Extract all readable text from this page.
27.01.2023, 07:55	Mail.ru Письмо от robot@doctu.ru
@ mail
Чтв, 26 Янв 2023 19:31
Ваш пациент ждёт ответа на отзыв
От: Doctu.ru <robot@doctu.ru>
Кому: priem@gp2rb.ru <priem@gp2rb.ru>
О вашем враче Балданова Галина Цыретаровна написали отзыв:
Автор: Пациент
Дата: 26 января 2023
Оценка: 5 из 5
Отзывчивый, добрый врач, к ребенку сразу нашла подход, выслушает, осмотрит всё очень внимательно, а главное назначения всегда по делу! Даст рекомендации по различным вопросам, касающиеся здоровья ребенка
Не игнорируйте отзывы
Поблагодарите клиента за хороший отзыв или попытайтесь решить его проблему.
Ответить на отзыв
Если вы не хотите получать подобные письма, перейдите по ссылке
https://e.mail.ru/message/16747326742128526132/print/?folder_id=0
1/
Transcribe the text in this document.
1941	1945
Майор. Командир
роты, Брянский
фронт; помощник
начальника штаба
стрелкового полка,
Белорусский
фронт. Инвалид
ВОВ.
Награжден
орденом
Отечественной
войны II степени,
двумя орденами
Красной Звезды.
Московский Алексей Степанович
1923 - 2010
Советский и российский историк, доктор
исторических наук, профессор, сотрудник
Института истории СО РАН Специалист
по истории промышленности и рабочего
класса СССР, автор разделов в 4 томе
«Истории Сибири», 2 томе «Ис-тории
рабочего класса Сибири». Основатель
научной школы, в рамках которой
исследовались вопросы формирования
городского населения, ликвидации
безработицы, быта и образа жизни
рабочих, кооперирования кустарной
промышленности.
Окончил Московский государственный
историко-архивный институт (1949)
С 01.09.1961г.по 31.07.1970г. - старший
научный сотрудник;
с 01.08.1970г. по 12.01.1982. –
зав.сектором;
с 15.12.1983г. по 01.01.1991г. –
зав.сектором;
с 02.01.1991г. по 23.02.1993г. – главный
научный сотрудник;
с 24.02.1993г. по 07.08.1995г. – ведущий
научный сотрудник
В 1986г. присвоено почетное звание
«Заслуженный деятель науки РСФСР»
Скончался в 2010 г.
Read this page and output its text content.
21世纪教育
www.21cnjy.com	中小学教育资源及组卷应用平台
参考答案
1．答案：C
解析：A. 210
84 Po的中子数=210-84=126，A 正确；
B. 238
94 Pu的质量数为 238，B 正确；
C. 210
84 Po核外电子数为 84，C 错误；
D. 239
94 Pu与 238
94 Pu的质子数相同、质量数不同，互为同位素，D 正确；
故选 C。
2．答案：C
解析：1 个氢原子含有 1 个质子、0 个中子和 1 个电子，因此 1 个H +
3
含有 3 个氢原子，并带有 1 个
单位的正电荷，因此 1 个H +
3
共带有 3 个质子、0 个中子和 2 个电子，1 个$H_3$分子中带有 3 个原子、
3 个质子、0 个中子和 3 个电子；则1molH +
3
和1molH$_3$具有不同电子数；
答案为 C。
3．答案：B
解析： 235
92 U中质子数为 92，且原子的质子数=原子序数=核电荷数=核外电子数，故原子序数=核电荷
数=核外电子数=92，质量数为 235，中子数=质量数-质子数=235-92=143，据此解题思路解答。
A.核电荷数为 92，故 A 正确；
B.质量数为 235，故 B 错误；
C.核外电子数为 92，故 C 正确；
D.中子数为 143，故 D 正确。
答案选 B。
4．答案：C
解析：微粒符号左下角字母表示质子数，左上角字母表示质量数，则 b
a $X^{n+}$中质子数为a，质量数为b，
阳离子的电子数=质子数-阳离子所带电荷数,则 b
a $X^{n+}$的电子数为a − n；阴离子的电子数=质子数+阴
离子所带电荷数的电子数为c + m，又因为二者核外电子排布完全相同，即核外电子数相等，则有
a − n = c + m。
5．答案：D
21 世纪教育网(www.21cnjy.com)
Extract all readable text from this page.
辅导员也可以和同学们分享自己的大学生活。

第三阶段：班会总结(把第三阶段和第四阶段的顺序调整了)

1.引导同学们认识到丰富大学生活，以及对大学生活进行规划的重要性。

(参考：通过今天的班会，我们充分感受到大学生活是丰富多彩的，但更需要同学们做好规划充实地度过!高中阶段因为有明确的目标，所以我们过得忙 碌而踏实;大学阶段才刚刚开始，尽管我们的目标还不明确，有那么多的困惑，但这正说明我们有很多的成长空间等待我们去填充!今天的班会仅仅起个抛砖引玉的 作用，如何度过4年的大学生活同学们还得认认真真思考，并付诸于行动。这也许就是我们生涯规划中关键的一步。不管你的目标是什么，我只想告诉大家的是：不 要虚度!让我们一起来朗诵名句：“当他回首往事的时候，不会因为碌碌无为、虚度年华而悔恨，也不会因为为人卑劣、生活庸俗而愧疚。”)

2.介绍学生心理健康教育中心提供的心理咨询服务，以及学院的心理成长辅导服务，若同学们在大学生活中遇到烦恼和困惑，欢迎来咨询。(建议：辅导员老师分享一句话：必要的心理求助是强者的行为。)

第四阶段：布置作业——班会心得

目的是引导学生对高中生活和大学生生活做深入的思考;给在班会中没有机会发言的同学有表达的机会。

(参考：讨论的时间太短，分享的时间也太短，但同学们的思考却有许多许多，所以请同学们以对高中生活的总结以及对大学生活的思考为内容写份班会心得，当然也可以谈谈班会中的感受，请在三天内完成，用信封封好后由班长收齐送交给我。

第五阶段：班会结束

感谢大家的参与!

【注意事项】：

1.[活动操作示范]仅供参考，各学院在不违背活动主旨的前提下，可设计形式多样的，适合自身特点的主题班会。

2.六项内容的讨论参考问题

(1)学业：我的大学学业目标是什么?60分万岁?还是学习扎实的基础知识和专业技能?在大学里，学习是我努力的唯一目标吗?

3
——————
■ **Task details**: Repeat the material in full, exactly as it stands.

■ **Complete output**:
Extract all readable text from this page.
27.01.2023, 07:55	Mail.ru Письмо от robot@doctu.ru
@ mail
Чтв, 26 Янв 2023 19:31
Ваш пациент ждёт ответа на отзыв
От: Doctu.ru <robot@doctu.ru>
Кому: priem@gp2rb.ru <priem@gp2rb.ru>
О вашем враче Балданова Галина Цыретаровна написали отзыв:
Автор: Пациент
Дата: 26 января 2023
Оценка: 5 из 5
Отзывчивый, добрый врач, к ребенку сразу нашла подход, выслушает, осмотрит всё очень внимательно, а главное назначения всегда по делу! Даст рекомендации по различным вопросам, касающиеся здоровья ребенка
Не игнорируйте отзывы
Поблагодарите клиента за хороший отзыв или попытайтесь решить его проблему.
Ответить на отзыв
Если вы не хотите получать подобные письма, перейдите по ссылке
https://e.mail.ru/message/16747326742128526132/print/?folder_id=0
1/
Transcribe the text in this document.
1941	1945
Майор. Командир
роты, Брянский
фронт; помощник
начальника штаба
стрелкового полка,
Белорусский
фронт. Инвалид
ВОВ.
Награжден
орденом
Отечественной
войны II степени,
двумя орденами
Красной Звезды.
Московский Алексей Степанович
1923 - 2010
Советский и российский историк, доктор
исторических наук, профессор, сотрудник
Института истории СО РАН Специалист
по истории промышленности и рабочего
класса СССР, автор разделов в 4 томе
«Истории Сибири», 2 томе «Ис-тории
рабочего класса Сибири». Основатель
научной школы, в рамках которой
исследовались вопросы формирования
городского населения, ликвидации
безработицы, быта и образа жизни
рабочих, кооперирования кустарной
промышленности.
Окончил Московский государственный
историко-архивный институт (1949)
С 01.09.1961г.по 31.07.1970г. - старший
научный сотрудник;
с 01.08.1970г. по 12.01.1982. –
зав.сектором;
с 15.12.1983г. по 01.01.1991г. –
зав.сектором;
с 02.01.1991г. по 23.02.1993г. – главный
научный сотрудник;
с 24.02.1993г. по 07.08.1995г. – ведущий
научный сотрудник
В 1986г. присвоено почетное звание
«Заслуженный деятель науки РСФСР»
Скончался в 2010 г.
Read this page and output its text content.
21世纪教育
www.21cnjy.com	中小学教育资源及组卷应用平台
参考答案
1．答案：C
解析：A. 210
84 Po的中子数=210-84=126，A 正确；
B. 238
94 Pu的质量数为 238，B 正确；
C. 210
84 Po核外电子数为 84，C 错误；
D. 239
94 Pu与 238
94 Pu的质子数相同、质量数不同，互为同位素，D 正确；
故选 C。
2．答案：C
解析：1 个氢原子含有 1 个质子、0 个中子和 1 个电子，因此 1 个H +
3
含有 3 个氢原子，并带有 1 个
单位的正电荷，因此 1 个H +
3
共带有 3 个质子、0 个中子和 2 个电子，1 个$H_3$分子中带有 3 个原子、
3 个质子、0 个中子和 3 个电子；则1molH +
3
和1molH$_3$具有不同电子数；
答案为 C。
3．答案：B
解析： 235
92 U中质子数为 92，且原子的质子数=原子序数=核电荷数=核外电子数，故原子序数=核电荷
数=核外电子数=92，质量数为 235，中子数=质量数-质子数=235-92=143，据此解题思路解答。
A.核电荷数为 92，故 A 正确；
B.质量数为 235，故 B 错误；
C.核外电子数为 92，故 C 正确；
D.中子数为 143，故 D 正确。
答案选 B。
4．答案：C
解析：微粒符号左下角字母表示质子数，左上角字母表示质量数，则 b
a $X^{n+}$中质子数为a，质量数为b，
阳离子的电子数=质子数-阳离子所带电荷数,则 b
a $X^{n+}$的电子数为a − n；阴离子的电子数=质子数+阴
离子所带电荷数的电子数为c + m，又因为二者核外电子排布完全相同，即核外电子数相等，则有
a − n = c + m。
5．答案：D
21 世纪教育网(www.21cnjy.com)
Extract all readable text from this page.
辅导员也可以和同学们分享自己的大学生活。

第三阶段：班会总结(把第三阶段和第四阶段的顺序调整了)

1.引导同学们认识到丰富大学生活，以及对大学生活进行规划的重要性。

(参考：通过今天的班会，我们充分感受到大学生活是丰富多彩的，但更需要同学们做好规划充实地度过!高中阶段因为有明确的目标，所以我们过得忙 碌而踏实;大学阶段才刚刚开始，尽管我们的目标还不明确，有那么多的困惑，但这正说明我们有很多的成长空间等待我们去填充!今天的班会仅仅起个抛砖引玉的 作用，如何度过4年的大学生活同学们还得认认真真思考，并付诸于行动。这也许就是我们生涯规划中关键的一步。不管你的目标是什么，我只想告诉大家的是：不 要虚度!让我们一起来朗诵名句：“当他回首往事的时候，不会因为碌碌无为、虚度年华而悔恨，也不会因为为人卑劣、生活庸俗而愧疚。”)

2.介绍学生心理健康教育中心提供的心理咨询服务，以及学院的心理成长辅导服务，若同学们在大学生活中遇到烦恼和困惑，欢迎来咨询。(建议：辅导员老师分享一句话：必要的心理求助是强者的行为。)

第四阶段：布置作业——班会心得

目的是引导学生对高中生活和大学生生活做深入的思考;给在班会中没有机会发言的同学有表达的机会。

(参考：讨论的时间太短，分享的时间也太短，但同学们的思考却有许多许多，所以请同学们以对高中生活的总结以及对大学生活的思考为内容写份班会心得，当然也可以谈谈班会中的感受，请在三天内完成，用信封封好后由班长收齐送交给我。

第五阶段：班会结束

感谢大家的参与!

【注意事项】：

1.[活动操作示范]仅供参考，各学院在不违背活动主旨的前提下，可设计形式多样的，适合自身特点的主题班会。

2.六项内容的讨论参考问题

(1)学业：我的大学学业目标是什么?60分万岁?还是学习扎实的基础知识和专业技能?在大学里，学习是我努力的唯一目标吗?

3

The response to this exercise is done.